#### Exercise requirements
The records that follow must be reproduced in full, exactly as written.

##### Data shown #####

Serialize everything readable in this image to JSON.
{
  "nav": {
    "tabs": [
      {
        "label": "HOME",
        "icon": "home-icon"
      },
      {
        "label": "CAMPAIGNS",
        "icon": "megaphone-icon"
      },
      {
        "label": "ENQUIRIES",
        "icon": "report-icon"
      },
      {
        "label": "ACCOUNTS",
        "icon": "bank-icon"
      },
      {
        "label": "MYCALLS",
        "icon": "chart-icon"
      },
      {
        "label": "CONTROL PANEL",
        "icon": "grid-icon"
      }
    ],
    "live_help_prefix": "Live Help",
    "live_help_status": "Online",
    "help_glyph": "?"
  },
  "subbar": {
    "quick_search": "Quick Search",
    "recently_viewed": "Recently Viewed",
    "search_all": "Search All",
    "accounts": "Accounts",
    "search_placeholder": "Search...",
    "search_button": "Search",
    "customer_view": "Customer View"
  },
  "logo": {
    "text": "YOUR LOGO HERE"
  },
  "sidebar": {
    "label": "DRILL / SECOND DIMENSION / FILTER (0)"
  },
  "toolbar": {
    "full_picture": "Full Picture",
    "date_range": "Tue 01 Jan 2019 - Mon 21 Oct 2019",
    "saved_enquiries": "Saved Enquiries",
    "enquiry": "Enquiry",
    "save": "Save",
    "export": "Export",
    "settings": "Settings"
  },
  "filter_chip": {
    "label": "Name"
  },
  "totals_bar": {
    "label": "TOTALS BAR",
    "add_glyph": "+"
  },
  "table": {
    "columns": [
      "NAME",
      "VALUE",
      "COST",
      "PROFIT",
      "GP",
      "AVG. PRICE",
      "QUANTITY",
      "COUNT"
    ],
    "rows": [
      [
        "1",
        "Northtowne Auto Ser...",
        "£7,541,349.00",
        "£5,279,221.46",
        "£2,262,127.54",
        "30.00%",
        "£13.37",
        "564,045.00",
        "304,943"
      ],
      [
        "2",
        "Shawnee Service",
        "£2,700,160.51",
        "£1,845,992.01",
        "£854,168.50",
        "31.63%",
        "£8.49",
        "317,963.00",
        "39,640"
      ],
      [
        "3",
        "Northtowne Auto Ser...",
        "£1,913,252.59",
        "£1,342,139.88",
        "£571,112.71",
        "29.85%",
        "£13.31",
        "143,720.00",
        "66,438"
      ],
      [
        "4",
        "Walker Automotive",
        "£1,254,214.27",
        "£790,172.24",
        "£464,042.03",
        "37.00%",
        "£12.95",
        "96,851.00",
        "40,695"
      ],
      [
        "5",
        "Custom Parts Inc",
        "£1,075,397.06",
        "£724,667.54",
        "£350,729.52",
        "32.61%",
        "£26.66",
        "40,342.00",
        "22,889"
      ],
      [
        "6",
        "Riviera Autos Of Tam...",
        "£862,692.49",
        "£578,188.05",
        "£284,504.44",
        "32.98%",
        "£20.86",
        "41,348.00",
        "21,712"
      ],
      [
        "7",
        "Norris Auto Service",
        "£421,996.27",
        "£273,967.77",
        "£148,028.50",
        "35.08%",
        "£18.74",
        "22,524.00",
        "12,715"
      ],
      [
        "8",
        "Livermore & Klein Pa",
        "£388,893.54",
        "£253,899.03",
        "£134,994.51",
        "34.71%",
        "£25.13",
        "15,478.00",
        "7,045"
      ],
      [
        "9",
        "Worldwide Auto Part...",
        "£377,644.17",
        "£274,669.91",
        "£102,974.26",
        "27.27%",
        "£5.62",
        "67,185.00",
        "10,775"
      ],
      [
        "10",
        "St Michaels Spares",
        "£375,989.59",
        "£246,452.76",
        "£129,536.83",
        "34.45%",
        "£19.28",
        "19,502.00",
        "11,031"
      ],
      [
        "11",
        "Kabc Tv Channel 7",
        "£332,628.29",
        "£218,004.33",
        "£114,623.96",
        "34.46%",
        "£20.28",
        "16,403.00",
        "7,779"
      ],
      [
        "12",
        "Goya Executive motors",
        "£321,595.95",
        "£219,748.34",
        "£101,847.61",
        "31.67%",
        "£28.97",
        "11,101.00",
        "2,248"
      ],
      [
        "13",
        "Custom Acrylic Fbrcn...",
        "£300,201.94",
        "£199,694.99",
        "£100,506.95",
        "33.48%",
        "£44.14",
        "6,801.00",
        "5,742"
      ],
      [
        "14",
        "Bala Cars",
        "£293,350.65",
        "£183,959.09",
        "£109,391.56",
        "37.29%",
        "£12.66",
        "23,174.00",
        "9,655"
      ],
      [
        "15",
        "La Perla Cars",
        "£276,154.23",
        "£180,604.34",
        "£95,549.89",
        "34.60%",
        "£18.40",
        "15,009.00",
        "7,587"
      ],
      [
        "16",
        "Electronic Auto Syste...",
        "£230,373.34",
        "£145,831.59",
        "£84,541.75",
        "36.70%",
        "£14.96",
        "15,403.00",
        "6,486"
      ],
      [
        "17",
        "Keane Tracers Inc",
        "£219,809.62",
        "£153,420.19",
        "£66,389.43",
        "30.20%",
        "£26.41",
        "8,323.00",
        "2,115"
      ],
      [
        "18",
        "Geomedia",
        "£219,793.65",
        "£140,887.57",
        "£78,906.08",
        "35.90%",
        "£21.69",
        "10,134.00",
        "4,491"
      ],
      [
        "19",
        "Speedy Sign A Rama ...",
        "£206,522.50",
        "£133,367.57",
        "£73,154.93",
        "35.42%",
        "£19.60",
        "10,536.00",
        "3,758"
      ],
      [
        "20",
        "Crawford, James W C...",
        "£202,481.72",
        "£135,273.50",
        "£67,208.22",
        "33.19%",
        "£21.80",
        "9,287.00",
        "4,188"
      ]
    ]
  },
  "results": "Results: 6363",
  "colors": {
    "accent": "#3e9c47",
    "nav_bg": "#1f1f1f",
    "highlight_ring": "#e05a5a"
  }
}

#####

#### Complete answer
Serialize everything readable in this image to JSON.
{
  "nav": {
    "tabs": [
      {
        "label": "HOME",
        "icon": "home-icon"
      },
      {
        "label": "CAMPAIGNS",
        "icon": "megaphone-icon"
      },
      {
        "label": "ENQUIRIES",
        "icon": "report-icon"
      },
      {
        "label": "ACCOUNTS",
        "icon": "bank-icon"
      },
      {
        "label": "MYCALLS",
        "icon": "chart-icon"
      },
      {
        "label": "CONTROL PANEL",
        "icon": "grid-icon"
      }
    ],
    "live_help_prefix": "Live Help",
    "live_help_status": "Online",
    "help_glyph": "?"
  },
  "subbar": {
    "quick_search": "Quick Search",
    "recently_viewed": "Recently Viewed",
    "search_all": "Search All",
    "accounts": "Accounts",
    "search_placeholder": "Search...",
    "search_button": "Search",
    "customer_view": "Customer View"
  },
  "logo": {
    "text": "YOUR LOGO HERE"
  },
  "sidebar": {
    "label": "DRILL / SECOND DIMENSION / FILTER (0)"
  },
  "toolbar": {
    "full_picture": "Full Picture",
    "date_range": "Tue 01 Jan 2019 - Mon 21 Oct 2019",
    "saved_enquiries": "Saved Enquiries",
    "enquiry": "Enquiry",
    "save": "Save",
    "export": "Export",
    "settings": "Settings"
  },
  "filter_chip": {
    "label": "Name"
  },
  "totals_bar": {
    "label": "TOTALS BAR",
    "add_glyph": "+"
  },
  "table": {
    "columns": [
      "NAME",
      "VALUE",
      "COST",
      "PROFIT",
      "GP",
      "AVG. PRICE",
      "QUANTITY",
      "COUNT"
    ],
    "rows": [
      [
        "1",
        "Northtowne Auto Ser...",
        "£7,541,349.00",
        "£5,279,221.46",
        "£2,262,127.54",
        "30.00%",
        "£13.37",
        "564,045.00",
        "304,943"
      ],
      [
        "2",
        "Shawnee Service",
        "£2,700,160.51",
        "£1,845,992.01",
        "£854,168.50",
        "31.63%",
        "£8.49",
        "317,963.00",
        "39,640"
      ],
      [
        "3",
        "Northtowne Auto Ser...",
        "£1,913,252.59",
        "£1,342,139.88",
        "£571,112.71",
        "29.85%",
        "£13.31",
        "143,720.00",
        "66,438"
      ],
      [
        "4",
        "Walker Automotive",
        "£1,254,214.27",
        "£790,172.24",
        "£464,042.03",
        "37.00%",
        "£12.95",
        "96,851.00",
        "40,695"
      ],
      [
        "5",
        "Custom Parts Inc",
        "£1,075,397.06",
        "£724,667.54",
        "£350,729.52",
        "32.61%",
        "£26.66",
        "40,342.00",
        "22,889"
      ],
      [
        "6",
        "Riviera Autos Of Tam...",
        "£862,692.49",
        "£578,188.05",
        "£284,504.44",
        "32.98%",
        "£20.86",
        "41,348.00",
        "21,712"
      ],
      [
        "7",
        "Norris Auto Service",
        "£421,996.27",
        "£273,967.77",
        "£148,028.50",
        "35.08%",
        "£18.74",
        "22,524.00",
        "12,715"
      ],
      [
        "8",
        "Livermore & Klein Pa",
        "£388,893.54",
        "£253,899.03",
        "£134,994.51",
        "34.71%",
        "£25.13",
        "15,478.00",
        "7,045"
      ],
      [
        "9",
        "Worldwide Auto Part...",
        "£377,644.17",
        "£274,669.91",
        "£102,974.26",
        "27.27%",
        "£5.62",
        "67,185.00",
        "10,775"
      ],
      [
        "10",
        "St Michaels Spares",
        "£375,989.59",
        "£246,452.76",
        "£129,536.83",
        "34.45%",
        "£19.28",
        "19,502.00",
        "11,031"
      ],
      [
        "11",
        "Kabc Tv Channel 7",
        "£332,628.29",
        "£218,004.33",
        "£114,623.96",
        "34.46%",
        "£20.28",
        "16,403.00",
        "7,779"
      ],
      [
        "12",
        "Goya Executive motors",
        "£321,595.95",
        "£219,748.34",
        "£101,847.61",
        "31.67%",
        "£28.97",
        "11,101.00",
        "2,248"
      ],
      [
        "13",
        "Custom Acrylic Fbrcn...",
        "£300,201.94",
        "£199,694.99",
        "£100,506.95",
        "33.48%",
        "£44.14",
        "6,801.00",
        "5,742"
      ],
      [
        "14",
        "Bala Cars",
        "£293,350.65",
        "£183,959.09",
        "£109,391.56",
        "37.29%",
        "£12.66",
        "23,174.00",
        "9,655"
      ],
      [
        "15",
        "La Perla Cars",
        "£276,154.23",
        "£180,604.34",
        "£95,549.89",
        "34.60%",
        "£18.40",
        "15,009.00",
        "7,587"
      ],
      [
        "16",
        "Electronic Auto Syste...",
        "£230,373.34",
        "£145,831.59",
        "£84,541.75",
        "36.70%",
        "£14.96",
        "15,403.00",
        "6,486"
      ],
      [
        "17",
        "Keane Tracers Inc",
        "£219,809.62",
        "£153,420.19",
        "£66,389.43",
        "30.20%",
        "£26.41",
        "8,323.00",
        "2,115"
      ],
      [
        "18",
        "Geomedia",
        "£219,793.65",
        "£140,887.57",
        "£78,906.08",
        "35.90%",
        "£21.69",
        "10,134.00",
        "4,491"
      ],
      [
        "19",
        "Speedy Sign A Rama ...",
        "£206,522.50",
        "£133,367.57",
        "£73,154.93",
        "35.42%",
        "£19.60",
        "10,536.00",
        "3,758"
      ],
      [
        "20",
        "Crawford, James W C...",
        "£202,481.72",
        "£135,273.50",
        "£67,208.22",
        "33.19%",
        "£21.80",
        "9,287.00",
        "4,188"
      ]
    ]
  },
  "results": "Results: 6363",
  "colors": {
    "accent": "#3e9c47",
    "nav_bg": "#1f1f1f",
    "highlight_ring": "#e05a5a"
  }
}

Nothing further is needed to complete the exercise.